For the listing underneath, give the count of lines containing the string "this" and nothing further.
-- Begin Dataset extract --
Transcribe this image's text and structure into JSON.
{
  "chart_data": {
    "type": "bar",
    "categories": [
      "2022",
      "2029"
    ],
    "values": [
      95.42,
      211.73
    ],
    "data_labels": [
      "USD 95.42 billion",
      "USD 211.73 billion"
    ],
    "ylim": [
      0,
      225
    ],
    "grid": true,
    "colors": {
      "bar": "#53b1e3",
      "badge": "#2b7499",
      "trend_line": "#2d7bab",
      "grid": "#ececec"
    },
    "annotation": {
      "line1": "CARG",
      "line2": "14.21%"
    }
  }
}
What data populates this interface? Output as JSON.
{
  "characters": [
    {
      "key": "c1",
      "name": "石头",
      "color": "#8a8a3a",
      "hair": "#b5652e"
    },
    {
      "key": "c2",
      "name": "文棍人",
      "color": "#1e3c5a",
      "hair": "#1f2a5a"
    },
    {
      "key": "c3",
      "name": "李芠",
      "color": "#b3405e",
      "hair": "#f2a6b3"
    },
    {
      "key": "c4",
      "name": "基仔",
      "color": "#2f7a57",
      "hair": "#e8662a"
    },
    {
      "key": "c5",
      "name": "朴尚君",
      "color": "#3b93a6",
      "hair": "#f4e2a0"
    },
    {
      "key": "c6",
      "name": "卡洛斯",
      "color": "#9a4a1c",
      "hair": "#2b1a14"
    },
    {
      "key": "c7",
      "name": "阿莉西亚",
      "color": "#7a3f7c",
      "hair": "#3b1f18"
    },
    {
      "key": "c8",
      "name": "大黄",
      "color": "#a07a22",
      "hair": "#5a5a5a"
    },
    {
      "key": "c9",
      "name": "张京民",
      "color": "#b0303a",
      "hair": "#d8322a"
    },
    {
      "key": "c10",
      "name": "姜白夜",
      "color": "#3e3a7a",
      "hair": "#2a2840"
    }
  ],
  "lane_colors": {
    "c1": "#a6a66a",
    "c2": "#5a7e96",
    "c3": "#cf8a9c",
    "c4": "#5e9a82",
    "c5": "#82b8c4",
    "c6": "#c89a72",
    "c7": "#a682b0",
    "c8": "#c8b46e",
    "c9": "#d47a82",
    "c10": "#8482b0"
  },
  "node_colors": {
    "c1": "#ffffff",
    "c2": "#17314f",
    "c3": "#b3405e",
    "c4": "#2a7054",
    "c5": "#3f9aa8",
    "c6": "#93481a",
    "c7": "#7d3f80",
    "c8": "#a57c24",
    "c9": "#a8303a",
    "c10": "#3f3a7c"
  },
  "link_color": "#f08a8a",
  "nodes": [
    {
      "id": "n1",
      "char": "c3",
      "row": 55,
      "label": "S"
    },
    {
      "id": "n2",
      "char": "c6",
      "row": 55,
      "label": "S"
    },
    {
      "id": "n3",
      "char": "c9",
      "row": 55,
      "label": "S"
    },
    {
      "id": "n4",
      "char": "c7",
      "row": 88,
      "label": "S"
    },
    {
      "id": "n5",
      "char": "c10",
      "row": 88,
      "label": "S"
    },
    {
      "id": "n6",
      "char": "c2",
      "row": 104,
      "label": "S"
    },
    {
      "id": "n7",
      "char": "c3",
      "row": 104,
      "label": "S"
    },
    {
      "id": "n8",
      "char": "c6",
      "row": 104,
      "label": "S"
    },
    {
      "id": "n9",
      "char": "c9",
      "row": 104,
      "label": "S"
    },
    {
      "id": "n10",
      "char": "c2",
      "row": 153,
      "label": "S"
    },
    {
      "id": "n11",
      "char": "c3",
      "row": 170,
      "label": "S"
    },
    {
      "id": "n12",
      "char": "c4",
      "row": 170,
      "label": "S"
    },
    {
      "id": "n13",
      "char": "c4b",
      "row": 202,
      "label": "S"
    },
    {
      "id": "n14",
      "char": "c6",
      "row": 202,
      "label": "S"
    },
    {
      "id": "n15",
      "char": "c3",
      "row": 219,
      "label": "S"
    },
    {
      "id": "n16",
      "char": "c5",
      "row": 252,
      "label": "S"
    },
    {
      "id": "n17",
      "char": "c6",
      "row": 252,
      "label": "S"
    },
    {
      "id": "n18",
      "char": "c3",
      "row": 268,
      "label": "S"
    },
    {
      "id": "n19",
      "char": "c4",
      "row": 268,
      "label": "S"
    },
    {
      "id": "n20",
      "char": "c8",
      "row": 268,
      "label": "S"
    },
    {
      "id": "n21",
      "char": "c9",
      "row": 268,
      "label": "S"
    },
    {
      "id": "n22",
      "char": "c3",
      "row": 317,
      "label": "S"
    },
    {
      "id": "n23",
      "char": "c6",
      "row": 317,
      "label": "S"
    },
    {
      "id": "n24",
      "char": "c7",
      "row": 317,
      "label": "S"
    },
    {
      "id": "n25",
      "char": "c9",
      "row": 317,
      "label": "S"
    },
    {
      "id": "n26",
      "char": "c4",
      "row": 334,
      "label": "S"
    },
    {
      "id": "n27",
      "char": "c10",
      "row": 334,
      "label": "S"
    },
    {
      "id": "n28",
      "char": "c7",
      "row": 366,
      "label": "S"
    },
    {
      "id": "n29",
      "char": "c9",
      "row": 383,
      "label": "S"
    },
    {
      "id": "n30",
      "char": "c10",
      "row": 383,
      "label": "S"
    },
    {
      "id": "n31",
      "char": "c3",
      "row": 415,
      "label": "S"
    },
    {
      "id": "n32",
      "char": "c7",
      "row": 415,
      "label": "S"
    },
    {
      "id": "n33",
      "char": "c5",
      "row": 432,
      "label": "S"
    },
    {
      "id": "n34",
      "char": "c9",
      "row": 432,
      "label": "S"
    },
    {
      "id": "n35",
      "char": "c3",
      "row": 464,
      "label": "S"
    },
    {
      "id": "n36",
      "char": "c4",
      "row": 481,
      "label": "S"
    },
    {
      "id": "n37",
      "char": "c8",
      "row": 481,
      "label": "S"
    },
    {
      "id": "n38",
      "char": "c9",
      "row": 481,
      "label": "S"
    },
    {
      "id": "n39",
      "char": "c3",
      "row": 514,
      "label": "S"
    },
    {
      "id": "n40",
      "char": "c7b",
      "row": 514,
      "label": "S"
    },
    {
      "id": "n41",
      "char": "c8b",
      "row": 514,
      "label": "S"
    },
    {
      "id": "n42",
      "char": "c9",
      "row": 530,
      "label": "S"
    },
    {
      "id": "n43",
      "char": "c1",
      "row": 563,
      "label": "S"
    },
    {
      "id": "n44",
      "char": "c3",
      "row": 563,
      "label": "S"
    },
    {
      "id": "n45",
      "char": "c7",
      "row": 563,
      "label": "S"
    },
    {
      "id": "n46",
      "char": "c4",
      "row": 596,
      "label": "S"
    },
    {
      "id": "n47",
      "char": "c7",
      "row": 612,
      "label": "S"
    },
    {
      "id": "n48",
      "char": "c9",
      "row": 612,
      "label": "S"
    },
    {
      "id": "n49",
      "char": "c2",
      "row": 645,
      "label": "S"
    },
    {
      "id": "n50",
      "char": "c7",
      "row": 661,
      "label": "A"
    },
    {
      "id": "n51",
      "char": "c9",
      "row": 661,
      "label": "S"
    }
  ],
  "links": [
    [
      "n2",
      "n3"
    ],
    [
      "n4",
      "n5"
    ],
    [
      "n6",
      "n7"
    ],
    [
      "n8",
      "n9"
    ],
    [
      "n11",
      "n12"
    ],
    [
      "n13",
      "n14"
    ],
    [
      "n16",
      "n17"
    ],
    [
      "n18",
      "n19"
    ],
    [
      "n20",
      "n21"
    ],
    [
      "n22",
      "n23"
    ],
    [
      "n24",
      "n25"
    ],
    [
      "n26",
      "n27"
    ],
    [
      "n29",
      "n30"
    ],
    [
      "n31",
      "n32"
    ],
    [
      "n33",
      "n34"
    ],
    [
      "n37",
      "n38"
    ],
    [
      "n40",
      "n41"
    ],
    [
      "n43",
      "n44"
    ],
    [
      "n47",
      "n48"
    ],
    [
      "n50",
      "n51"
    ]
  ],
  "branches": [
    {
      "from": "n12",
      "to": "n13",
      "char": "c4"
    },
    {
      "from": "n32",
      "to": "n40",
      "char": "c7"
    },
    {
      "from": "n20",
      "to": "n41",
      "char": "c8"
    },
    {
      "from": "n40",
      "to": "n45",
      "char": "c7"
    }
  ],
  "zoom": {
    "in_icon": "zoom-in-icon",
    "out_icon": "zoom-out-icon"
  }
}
-- End Dataset extract --
[Written answer]:
2